Requirements> Give the number of lines in the records below that include "from", and nothing more.

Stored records
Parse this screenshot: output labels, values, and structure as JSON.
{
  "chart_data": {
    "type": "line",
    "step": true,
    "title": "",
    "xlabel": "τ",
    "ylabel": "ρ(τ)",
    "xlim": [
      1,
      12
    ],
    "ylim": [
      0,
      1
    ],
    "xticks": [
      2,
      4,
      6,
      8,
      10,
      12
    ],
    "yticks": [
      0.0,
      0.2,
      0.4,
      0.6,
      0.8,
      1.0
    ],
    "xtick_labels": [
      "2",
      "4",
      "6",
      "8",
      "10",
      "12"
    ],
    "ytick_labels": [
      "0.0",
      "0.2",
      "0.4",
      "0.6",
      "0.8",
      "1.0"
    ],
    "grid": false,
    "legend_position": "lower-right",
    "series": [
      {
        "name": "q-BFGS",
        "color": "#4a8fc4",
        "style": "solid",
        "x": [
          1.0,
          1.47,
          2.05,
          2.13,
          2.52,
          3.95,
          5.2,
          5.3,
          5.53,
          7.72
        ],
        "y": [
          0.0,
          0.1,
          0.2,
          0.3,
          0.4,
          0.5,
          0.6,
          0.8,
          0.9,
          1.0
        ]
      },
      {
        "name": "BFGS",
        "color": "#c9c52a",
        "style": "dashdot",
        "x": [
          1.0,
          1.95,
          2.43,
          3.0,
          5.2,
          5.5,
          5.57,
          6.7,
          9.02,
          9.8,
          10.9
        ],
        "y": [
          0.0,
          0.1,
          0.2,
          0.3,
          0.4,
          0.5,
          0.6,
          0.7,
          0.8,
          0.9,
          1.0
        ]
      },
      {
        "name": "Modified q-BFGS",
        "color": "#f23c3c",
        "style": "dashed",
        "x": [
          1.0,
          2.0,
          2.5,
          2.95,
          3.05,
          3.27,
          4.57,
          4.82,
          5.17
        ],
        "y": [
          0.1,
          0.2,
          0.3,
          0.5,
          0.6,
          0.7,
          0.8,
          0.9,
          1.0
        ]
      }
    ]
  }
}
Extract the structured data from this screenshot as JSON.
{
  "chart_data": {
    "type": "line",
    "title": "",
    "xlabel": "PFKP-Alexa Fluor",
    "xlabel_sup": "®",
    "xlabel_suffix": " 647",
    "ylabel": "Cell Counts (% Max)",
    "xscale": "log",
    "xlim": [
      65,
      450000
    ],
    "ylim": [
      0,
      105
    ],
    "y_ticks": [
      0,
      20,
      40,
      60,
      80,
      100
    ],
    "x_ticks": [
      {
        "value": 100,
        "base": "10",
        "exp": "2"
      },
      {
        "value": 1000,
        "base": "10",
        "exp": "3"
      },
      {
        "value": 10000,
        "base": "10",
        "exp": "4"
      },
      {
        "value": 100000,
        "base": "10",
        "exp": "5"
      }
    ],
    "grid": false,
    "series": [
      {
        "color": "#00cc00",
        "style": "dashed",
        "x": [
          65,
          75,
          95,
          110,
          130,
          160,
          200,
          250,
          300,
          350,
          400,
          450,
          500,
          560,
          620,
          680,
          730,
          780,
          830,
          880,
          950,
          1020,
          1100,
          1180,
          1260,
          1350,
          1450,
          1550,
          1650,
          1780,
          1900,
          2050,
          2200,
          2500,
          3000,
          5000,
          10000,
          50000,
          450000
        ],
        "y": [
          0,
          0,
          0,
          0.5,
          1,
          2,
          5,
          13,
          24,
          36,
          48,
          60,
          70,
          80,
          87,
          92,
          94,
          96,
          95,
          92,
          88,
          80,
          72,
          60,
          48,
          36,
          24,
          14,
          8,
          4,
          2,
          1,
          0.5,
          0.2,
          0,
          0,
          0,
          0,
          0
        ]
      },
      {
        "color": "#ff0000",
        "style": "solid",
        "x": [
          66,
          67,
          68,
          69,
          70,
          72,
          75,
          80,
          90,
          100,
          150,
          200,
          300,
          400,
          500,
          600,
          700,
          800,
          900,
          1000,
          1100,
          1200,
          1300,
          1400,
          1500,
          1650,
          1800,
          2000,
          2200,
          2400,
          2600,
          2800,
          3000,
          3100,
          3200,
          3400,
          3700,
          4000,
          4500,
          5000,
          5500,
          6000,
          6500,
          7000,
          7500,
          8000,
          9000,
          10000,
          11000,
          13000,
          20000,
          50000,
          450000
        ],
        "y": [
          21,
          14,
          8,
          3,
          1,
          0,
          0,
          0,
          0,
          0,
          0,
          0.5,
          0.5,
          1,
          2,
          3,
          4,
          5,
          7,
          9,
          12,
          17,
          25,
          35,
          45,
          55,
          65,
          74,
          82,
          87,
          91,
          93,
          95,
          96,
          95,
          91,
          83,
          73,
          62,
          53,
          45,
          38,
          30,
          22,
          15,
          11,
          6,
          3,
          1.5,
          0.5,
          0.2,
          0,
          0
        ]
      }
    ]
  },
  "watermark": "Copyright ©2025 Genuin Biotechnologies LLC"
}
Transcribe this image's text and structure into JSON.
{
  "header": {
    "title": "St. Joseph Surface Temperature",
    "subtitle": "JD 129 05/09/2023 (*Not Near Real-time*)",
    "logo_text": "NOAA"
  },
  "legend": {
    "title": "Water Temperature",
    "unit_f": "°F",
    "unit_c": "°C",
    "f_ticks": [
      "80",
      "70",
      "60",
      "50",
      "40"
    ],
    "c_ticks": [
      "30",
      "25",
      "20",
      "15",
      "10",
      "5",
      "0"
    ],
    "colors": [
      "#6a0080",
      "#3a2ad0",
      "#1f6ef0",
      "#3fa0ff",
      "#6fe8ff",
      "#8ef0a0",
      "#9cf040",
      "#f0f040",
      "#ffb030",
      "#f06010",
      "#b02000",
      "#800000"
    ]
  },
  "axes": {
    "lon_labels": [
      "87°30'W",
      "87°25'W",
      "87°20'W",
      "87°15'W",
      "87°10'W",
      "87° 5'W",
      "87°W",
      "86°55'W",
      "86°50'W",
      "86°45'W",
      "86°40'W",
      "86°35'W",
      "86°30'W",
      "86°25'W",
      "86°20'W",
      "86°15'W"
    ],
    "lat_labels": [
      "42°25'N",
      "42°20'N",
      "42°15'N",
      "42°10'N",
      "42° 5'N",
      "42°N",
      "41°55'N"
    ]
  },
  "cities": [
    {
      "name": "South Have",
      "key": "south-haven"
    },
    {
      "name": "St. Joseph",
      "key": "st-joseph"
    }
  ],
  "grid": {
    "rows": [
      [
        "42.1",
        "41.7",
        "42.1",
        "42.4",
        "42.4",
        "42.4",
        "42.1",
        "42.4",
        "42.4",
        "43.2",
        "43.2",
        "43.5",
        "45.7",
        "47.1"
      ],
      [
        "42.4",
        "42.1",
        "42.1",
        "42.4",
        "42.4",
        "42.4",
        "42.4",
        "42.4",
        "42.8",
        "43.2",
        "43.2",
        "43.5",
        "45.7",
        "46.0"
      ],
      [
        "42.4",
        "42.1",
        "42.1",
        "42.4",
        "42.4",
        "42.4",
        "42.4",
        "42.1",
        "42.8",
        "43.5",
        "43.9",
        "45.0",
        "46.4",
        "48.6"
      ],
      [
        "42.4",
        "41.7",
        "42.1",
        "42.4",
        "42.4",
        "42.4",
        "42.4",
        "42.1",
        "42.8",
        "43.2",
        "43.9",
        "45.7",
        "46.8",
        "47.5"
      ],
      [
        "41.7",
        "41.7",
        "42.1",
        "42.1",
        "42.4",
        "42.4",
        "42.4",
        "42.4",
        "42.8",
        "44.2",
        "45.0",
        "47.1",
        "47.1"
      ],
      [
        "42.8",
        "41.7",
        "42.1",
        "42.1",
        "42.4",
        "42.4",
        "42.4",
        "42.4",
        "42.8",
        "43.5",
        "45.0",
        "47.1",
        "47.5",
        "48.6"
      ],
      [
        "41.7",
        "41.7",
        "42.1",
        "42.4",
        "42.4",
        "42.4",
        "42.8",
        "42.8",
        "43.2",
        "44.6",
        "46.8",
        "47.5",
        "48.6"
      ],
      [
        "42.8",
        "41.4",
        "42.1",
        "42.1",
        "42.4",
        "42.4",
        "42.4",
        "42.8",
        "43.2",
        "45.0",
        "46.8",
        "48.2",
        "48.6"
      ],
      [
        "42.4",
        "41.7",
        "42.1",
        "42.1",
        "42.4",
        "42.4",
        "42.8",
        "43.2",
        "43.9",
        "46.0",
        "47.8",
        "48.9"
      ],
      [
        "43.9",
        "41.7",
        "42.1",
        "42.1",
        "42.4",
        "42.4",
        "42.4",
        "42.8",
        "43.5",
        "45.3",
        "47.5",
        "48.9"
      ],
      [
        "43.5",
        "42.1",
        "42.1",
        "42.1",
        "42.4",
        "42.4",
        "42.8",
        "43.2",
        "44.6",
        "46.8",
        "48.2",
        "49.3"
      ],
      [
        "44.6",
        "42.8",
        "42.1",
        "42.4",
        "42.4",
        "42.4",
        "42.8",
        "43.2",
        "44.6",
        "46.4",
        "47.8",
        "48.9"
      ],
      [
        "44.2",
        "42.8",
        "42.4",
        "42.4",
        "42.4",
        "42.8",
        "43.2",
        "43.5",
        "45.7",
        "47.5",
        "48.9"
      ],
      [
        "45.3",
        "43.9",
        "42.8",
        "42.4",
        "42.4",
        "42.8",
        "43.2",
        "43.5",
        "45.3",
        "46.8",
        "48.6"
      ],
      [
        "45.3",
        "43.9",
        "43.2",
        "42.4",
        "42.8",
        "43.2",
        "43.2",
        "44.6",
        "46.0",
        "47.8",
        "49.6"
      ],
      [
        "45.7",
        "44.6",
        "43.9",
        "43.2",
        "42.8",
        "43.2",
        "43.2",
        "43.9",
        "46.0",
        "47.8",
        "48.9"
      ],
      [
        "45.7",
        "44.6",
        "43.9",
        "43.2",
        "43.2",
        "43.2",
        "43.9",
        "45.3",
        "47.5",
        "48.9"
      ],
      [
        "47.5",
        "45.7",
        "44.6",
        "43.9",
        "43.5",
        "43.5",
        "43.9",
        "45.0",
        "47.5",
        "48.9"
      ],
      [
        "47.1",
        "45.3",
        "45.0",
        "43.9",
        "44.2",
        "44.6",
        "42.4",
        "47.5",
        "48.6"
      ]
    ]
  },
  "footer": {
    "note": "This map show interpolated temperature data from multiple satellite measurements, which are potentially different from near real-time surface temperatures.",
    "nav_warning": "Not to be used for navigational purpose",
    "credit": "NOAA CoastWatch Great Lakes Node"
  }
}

The completed task> 2